#### Excerpted records

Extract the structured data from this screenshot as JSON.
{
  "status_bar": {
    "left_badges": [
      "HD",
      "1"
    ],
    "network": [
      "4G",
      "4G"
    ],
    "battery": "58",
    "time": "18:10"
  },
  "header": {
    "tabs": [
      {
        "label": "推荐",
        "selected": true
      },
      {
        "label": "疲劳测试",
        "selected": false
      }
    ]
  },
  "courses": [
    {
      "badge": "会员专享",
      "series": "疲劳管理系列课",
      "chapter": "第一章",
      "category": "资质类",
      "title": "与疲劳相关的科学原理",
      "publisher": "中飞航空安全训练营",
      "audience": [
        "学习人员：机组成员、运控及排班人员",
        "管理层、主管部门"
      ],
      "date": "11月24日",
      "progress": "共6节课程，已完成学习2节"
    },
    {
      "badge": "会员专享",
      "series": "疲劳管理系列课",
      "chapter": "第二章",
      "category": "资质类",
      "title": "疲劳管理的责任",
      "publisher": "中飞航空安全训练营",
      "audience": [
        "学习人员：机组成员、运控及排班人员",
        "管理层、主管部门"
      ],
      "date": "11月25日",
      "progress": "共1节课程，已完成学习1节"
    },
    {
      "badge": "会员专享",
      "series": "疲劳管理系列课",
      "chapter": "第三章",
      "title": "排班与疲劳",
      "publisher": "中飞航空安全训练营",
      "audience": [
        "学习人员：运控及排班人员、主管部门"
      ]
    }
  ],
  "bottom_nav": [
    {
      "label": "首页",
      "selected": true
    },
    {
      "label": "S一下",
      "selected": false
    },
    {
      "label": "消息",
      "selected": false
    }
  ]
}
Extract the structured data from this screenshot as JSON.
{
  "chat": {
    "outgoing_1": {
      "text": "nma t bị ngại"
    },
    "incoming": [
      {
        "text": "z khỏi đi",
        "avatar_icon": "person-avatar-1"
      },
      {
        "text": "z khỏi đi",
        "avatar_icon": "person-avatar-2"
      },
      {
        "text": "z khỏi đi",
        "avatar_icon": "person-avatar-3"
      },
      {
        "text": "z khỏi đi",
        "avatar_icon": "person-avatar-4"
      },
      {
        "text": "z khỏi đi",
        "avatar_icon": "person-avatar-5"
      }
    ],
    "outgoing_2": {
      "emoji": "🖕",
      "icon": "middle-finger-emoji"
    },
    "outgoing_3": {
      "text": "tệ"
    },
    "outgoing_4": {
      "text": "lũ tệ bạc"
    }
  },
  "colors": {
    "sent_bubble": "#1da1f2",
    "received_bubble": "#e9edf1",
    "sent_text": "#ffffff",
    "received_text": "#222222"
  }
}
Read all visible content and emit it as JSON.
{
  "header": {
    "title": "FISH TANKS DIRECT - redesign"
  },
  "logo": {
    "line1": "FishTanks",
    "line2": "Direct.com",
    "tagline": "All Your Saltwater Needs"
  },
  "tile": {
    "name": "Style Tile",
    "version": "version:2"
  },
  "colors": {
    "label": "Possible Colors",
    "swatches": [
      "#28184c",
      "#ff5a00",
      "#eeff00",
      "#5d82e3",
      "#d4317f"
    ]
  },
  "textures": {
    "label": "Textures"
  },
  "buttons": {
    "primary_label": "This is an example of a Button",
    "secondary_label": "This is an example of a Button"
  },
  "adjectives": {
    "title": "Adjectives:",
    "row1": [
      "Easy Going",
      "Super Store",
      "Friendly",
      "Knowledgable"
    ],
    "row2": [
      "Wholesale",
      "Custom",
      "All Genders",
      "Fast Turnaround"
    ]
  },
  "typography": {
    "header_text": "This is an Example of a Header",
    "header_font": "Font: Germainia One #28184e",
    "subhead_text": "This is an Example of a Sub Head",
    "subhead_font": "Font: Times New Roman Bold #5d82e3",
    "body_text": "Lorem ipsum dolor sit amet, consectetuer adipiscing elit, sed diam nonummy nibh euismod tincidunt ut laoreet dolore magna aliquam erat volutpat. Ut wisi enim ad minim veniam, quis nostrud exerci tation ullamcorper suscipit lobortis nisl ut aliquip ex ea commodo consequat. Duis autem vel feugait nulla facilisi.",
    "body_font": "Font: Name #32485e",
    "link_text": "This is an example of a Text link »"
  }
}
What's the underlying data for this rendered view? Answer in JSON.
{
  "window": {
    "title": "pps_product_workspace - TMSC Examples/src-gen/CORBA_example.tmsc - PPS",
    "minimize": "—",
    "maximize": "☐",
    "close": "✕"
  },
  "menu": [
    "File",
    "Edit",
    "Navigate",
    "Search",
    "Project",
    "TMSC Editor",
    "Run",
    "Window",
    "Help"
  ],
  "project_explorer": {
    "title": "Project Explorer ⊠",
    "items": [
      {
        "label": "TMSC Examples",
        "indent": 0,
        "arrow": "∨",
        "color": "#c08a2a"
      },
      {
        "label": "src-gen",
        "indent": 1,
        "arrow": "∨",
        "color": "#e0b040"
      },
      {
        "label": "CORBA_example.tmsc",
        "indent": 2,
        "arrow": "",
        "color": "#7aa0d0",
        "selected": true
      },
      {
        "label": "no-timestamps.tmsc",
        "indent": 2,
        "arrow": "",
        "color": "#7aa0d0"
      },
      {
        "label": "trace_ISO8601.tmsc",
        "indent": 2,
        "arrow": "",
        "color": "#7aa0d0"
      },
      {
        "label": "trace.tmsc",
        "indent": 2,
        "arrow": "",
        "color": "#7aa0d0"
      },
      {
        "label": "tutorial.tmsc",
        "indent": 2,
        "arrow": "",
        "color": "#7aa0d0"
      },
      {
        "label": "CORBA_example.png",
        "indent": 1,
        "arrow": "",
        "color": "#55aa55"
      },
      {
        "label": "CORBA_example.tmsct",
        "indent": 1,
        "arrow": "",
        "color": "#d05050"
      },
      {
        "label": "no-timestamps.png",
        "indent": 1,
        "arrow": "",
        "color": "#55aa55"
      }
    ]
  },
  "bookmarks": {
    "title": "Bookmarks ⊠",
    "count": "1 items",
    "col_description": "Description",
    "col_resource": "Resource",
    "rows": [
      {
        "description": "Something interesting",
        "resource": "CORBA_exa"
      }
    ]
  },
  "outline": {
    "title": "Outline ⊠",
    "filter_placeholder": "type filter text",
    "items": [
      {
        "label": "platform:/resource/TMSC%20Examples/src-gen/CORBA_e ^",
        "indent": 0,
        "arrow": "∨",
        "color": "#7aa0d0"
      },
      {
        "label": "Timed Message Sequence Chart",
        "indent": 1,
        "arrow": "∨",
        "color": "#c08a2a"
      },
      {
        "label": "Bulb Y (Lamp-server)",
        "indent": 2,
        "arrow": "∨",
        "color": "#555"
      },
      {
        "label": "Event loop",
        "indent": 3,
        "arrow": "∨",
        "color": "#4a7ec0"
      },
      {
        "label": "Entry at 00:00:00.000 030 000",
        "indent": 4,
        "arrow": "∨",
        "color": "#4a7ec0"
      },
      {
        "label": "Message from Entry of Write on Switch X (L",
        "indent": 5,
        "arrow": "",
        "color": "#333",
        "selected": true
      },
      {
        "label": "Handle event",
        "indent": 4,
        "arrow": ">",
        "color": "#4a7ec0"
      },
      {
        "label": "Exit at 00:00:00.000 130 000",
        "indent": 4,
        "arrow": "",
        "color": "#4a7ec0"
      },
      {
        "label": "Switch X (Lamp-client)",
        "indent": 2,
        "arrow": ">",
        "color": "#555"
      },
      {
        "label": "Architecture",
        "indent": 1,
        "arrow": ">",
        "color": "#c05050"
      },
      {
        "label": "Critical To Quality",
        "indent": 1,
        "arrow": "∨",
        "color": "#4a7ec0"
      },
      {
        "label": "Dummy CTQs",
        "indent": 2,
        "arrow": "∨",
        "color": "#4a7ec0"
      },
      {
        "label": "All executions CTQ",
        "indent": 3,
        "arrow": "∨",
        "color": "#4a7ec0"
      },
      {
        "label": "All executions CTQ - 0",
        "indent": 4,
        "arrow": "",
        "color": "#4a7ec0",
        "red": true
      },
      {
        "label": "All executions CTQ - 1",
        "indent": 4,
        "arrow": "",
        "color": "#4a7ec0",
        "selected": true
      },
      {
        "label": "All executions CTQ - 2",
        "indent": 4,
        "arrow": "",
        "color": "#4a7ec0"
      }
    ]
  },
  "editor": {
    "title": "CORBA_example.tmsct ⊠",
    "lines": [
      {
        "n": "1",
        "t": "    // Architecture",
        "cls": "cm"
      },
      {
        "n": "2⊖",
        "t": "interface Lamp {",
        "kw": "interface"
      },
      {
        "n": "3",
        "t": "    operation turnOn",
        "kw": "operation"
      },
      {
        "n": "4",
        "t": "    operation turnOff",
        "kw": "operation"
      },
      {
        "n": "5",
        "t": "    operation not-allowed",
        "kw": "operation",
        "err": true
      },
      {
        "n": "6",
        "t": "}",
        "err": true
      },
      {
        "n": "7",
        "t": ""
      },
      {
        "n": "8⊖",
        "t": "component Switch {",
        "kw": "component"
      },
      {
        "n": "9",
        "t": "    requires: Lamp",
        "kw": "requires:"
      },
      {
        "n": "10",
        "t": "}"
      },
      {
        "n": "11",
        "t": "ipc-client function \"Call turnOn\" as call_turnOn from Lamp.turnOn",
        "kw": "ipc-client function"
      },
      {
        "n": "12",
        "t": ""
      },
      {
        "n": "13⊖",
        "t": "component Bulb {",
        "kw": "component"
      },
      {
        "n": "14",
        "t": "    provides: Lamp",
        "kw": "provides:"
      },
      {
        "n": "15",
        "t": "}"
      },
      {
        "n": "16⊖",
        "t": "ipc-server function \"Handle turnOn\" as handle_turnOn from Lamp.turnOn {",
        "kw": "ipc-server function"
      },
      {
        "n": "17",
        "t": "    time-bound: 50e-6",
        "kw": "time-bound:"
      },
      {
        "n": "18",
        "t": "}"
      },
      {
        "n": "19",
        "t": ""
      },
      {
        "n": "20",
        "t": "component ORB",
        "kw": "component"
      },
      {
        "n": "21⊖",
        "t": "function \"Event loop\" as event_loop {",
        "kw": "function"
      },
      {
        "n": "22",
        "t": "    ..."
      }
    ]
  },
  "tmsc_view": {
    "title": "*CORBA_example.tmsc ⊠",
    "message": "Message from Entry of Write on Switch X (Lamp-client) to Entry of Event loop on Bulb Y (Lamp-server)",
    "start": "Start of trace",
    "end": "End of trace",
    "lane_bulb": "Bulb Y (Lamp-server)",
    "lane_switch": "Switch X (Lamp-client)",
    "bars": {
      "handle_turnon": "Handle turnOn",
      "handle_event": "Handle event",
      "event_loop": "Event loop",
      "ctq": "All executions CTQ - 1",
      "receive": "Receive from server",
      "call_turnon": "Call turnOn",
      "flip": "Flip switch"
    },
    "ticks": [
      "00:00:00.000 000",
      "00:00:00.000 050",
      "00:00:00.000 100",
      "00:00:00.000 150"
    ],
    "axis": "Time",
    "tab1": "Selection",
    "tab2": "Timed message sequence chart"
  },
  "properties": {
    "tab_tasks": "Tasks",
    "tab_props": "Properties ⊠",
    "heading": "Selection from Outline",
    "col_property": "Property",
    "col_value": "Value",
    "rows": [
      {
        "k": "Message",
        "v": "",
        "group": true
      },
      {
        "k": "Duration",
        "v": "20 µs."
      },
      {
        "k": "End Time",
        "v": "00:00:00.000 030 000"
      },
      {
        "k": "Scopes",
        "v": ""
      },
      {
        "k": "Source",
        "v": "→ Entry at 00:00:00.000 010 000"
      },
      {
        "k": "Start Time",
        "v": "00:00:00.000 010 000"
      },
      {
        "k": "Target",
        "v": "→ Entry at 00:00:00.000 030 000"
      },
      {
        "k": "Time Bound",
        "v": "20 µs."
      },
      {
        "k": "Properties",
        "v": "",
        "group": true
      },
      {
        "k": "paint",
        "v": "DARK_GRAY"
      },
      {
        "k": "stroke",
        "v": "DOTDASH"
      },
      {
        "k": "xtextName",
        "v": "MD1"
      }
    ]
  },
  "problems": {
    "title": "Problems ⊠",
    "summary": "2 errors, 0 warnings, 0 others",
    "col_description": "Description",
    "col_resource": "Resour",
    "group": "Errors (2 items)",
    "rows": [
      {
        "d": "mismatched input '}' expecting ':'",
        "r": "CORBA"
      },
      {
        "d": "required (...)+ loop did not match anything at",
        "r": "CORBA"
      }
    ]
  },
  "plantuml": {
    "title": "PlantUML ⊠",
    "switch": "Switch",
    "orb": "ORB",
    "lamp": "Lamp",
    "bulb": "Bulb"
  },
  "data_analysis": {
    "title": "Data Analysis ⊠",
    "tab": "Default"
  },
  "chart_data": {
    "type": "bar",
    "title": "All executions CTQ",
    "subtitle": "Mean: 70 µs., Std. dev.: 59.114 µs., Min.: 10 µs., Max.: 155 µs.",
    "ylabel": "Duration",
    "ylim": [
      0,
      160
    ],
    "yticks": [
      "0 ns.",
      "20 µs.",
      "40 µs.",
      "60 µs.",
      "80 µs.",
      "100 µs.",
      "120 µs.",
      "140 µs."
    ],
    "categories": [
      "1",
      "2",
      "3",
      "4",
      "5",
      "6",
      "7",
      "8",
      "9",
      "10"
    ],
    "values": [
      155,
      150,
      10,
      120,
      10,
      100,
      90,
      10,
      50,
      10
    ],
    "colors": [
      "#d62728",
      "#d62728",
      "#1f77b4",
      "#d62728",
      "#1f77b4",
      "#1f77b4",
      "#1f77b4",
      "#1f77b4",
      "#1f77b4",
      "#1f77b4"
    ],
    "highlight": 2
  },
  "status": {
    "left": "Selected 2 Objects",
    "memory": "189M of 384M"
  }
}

########

Only the number should be given: how many lines of the data contain the word "avatar"?

# Response to the exercise:
5